_WRITTEN TASK_: Pull every line containing the word "kehittämisohjelman" from the records.

_ENTRIES PROVIDED_:
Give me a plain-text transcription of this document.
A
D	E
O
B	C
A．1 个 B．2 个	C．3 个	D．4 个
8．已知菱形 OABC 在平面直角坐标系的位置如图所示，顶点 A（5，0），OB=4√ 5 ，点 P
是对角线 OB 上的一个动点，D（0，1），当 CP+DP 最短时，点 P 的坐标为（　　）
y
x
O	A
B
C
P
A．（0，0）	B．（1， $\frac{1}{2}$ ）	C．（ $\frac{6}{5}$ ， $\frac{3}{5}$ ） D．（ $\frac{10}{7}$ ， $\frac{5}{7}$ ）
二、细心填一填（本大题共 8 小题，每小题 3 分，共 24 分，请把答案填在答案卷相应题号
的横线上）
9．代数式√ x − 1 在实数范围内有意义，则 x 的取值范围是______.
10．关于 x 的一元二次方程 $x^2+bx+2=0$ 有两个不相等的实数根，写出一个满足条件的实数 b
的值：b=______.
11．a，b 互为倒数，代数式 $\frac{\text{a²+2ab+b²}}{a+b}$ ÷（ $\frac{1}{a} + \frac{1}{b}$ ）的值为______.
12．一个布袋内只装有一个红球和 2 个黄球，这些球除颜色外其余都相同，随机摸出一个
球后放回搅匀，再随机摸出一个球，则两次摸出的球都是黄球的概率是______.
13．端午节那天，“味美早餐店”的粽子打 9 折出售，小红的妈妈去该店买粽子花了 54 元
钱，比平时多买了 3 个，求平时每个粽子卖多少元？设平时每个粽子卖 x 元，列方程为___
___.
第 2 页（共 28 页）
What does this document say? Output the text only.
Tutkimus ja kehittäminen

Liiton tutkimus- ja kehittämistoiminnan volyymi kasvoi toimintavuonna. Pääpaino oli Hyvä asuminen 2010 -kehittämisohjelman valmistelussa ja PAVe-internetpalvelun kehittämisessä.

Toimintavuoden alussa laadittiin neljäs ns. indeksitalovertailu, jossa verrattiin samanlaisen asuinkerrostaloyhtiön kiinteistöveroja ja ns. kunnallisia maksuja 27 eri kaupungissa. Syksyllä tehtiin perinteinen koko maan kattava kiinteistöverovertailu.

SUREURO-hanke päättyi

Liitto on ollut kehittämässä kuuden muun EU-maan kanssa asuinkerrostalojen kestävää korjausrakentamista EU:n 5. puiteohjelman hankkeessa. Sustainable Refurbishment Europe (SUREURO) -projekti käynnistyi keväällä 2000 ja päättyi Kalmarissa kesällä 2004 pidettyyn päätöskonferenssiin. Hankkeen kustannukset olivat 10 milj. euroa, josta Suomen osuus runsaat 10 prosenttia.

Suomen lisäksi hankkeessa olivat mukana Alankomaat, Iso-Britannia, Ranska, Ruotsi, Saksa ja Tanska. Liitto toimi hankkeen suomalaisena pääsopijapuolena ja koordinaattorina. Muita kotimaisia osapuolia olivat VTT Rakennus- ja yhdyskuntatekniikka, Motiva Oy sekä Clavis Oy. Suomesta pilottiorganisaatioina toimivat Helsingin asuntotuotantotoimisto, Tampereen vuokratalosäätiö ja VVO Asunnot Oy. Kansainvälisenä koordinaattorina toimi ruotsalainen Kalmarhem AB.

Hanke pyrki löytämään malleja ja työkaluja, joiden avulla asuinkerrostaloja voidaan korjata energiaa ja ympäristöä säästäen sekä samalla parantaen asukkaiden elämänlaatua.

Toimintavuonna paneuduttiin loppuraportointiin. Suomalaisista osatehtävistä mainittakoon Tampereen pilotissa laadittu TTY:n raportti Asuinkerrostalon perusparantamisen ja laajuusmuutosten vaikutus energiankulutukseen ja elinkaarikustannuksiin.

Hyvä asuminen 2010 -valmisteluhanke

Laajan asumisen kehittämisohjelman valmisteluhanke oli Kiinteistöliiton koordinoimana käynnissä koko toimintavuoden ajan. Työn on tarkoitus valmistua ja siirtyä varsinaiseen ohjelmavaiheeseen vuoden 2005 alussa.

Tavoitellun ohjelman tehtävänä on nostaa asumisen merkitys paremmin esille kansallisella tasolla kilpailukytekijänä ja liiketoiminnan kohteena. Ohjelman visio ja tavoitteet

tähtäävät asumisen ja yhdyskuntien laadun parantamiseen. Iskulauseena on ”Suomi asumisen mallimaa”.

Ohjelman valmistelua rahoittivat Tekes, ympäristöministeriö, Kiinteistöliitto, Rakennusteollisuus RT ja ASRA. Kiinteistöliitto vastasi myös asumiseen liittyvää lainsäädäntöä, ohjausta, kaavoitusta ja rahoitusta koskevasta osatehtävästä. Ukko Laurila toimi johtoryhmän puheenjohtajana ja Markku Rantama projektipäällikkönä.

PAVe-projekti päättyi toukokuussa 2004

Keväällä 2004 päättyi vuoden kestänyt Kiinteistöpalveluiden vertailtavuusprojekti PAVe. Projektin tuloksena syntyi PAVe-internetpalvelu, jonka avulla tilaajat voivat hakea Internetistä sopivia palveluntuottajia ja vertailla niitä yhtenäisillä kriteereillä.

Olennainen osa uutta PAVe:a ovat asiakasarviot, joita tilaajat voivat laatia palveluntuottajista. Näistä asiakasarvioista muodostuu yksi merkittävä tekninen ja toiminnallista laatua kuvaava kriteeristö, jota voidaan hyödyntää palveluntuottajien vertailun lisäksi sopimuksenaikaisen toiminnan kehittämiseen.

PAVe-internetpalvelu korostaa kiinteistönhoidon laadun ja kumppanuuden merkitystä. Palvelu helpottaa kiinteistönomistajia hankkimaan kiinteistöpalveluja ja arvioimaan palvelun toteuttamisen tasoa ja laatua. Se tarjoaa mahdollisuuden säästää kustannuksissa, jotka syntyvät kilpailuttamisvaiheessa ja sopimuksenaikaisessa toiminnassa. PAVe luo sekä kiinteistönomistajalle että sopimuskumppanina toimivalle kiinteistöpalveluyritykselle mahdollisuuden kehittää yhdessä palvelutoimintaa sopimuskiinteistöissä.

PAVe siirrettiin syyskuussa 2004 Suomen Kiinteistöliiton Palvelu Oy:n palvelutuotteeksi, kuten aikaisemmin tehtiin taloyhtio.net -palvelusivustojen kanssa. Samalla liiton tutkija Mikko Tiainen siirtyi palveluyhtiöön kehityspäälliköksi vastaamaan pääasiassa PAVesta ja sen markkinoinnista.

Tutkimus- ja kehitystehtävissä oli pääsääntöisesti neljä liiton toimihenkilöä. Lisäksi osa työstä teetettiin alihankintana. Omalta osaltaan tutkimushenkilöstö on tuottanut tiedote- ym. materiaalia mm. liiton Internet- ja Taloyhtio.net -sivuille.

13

_THE RESPONSE_:
Liiton tutkimus- ja kehittämistoiminnan volyymi kasvoi toimintavuonna. Pääpaino oli Hyvä asuminen 2010 -kehittämisohjelman valmistelussa ja PAVe-internetpalvelun kehittämisessä.
Laajan asumisen kehittämisohjelman valmisteluhanke oli Kiinteistöliiton koordinoimana käynnissä koko toimintavuoden ajan. Työn on tarkoitus valmistua ja siirtyä varsinaiseen ohjelmavaiheeseen vuoden 2005 alussa.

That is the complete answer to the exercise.